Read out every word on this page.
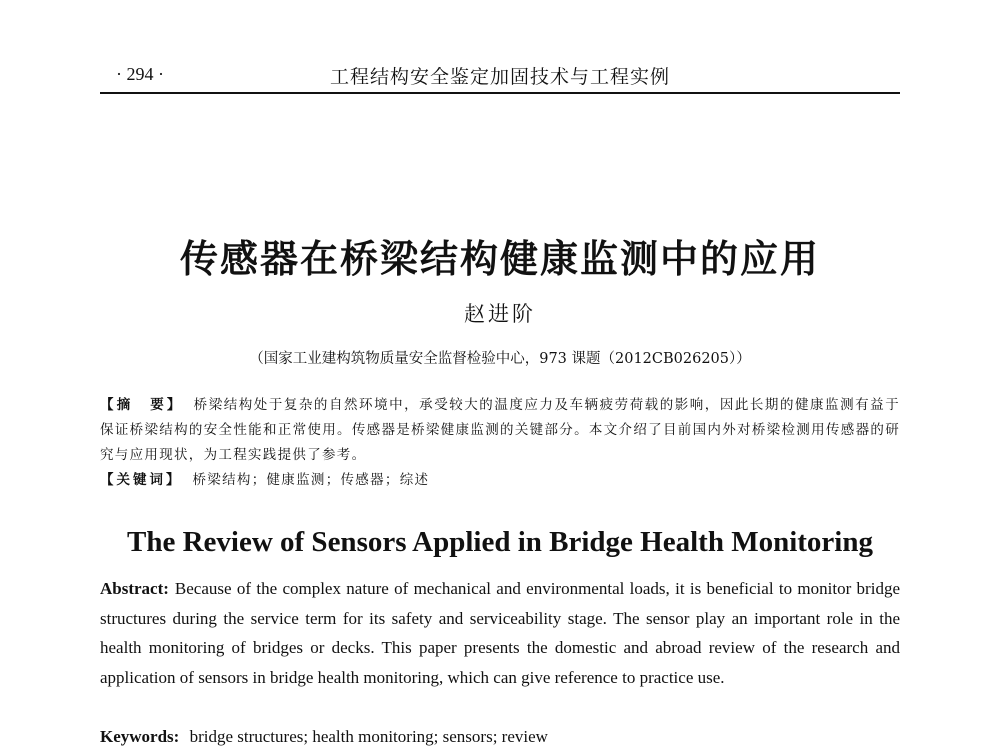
· 294 ·	工程结构安全鉴定加固技术与工程实例
传感器在桥梁结构健康监测中的应用
赵进阶
（国家工业建构筑物质量安全监督检验中心，973 课题（2012CB026205））
【摘　要】 桥梁结构处于复杂的自然环境中，承受较大的温度应力及车辆疲劳荷载的影响，因此长期的健康监测有益于保证桥梁结构的安全性能和正常使用。传感器是桥梁健康监测的关键部分。本文介绍了目前国内外对桥梁检测用传感器的研究与应用现状，为工程实践提供了参考。
【关键词】 桥梁结构；健康监测；传感器；综述
The Review of Sensors Applied in Bridge Health Monitoring
Abstract: Because of the complex nature of mechanical and environmental loads, it is beneficial to monitor bridge structures during the service term for its safety and serviceability stage. The sensor play an important role in the health monitoring of bridges or decks. This paper presents the domestic and abroad review of the research and application of sensors in bridge health monitoring, which can give reference to practice use.
Keywords: bridge structures; health monitoring; sensors; review
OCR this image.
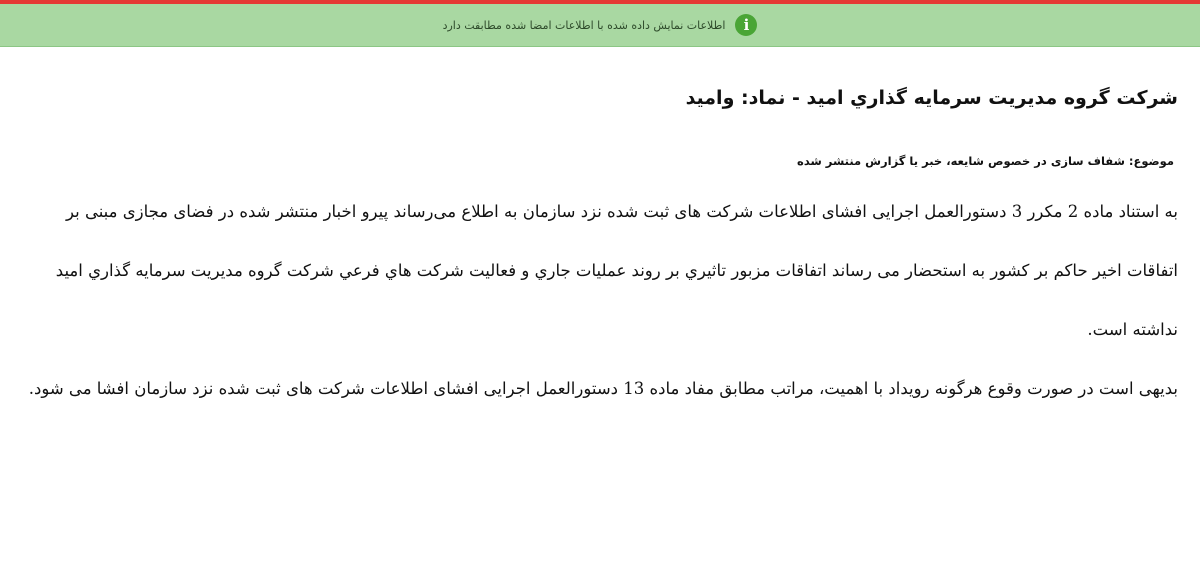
i
اطلاعات نمایش داده شده با اطلاعات امضا شده مطابقت دارد
شرکت گروه مدیریت سرمایه گذاري امید - نماد: وامید

موضوع: شفاف سازی در خصوص شایعه، خبر یا گزارش منتشر شده

به استناد ماده 2 مکرر 3 دستورالعمل اجرایی افشای اطلاعات شرکت های ثبت شده نزد سازمان به اطلاع می‌رساند پیرو اخبار منتشر شده در فضای مجازی مبنی بر اتفاقات اخیر حاکم بر کشور به استحضار می رساند اتفاقات مزبور تاثیري بر روند عملیات جاري و فعالیت شرکت هاي فرعي شرکت گروه مدیریت سرمایه گذاري امید نداشته است.

بدیهی است در صورت وقوع هرگونه رویداد با اهمیت، مراتب مطابق مفاد ماده 13 دستورالعمل اجرایی افشای اطلاعات شرکت های ثبت شده نزد سازمان افشا می شود.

§ DESCRIPTION OF THE TASK
Quote the records above exactly, leaving out any pictures.

§ FINISHED ANSWER
Read out every word on this page.
· 294 ·	工程结构安全鉴定加固技术与工程实例
传感器在桥梁结构健康监测中的应用
赵进阶
（国家工业建构筑物质量安全监督检验中心，973 课题（2012CB026205））
【摘　要】 桥梁结构处于复杂的自然环境中，承受较大的温度应力及车辆疲劳荷载的影响，因此长期的健康监测有益于保证桥梁结构的安全性能和正常使用。传感器是桥梁健康监测的关键部分。本文介绍了目前国内外对桥梁检测用传感器的研究与应用现状，为工程实践提供了参考。
【关键词】 桥梁结构；健康监测；传感器；综述
The Review of Sensors Applied in Bridge Health Monitoring
Abstract: Because of the complex nature of mechanical and environmental loads, it is beneficial to monitor bridge structures during the service term for its safety and serviceability stage. The sensor play an important role in the health monitoring of bridges or decks. This paper presents the domestic and abroad review of the research and application of sensors in bridge health monitoring, which can give reference to practice use.
Keywords: bridge structures; health monitoring; sensors; review
OCR this image.
i
اطلاعات نمایش داده شده با اطلاعات امضا شده مطابقت دارد
شرکت گروه مدیریت سرمایه گذاري امید - نماد: وامید

موضوع: شفاف سازی در خصوص شایعه، خبر یا گزارش منتشر شده

به استناد ماده 2 مکرر 3 دستورالعمل اجرایی افشای اطلاعات شرکت های ثبت شده نزد سازمان به اطلاع می‌رساند پیرو اخبار منتشر شده در فضای مجازی مبنی بر اتفاقات اخیر حاکم بر کشور به استحضار می رساند اتفاقات مزبور تاثیري بر روند عملیات جاري و فعالیت شرکت هاي فرعي شرکت گروه مدیریت سرمایه گذاري امید نداشته است.

بدیهی است در صورت وقوع هرگونه رویداد با اهمیت، مراتب مطابق مفاد ماده 13 دستورالعمل اجرایی افشای اطلاعات شرکت های ثبت شده نزد سازمان افشا می شود.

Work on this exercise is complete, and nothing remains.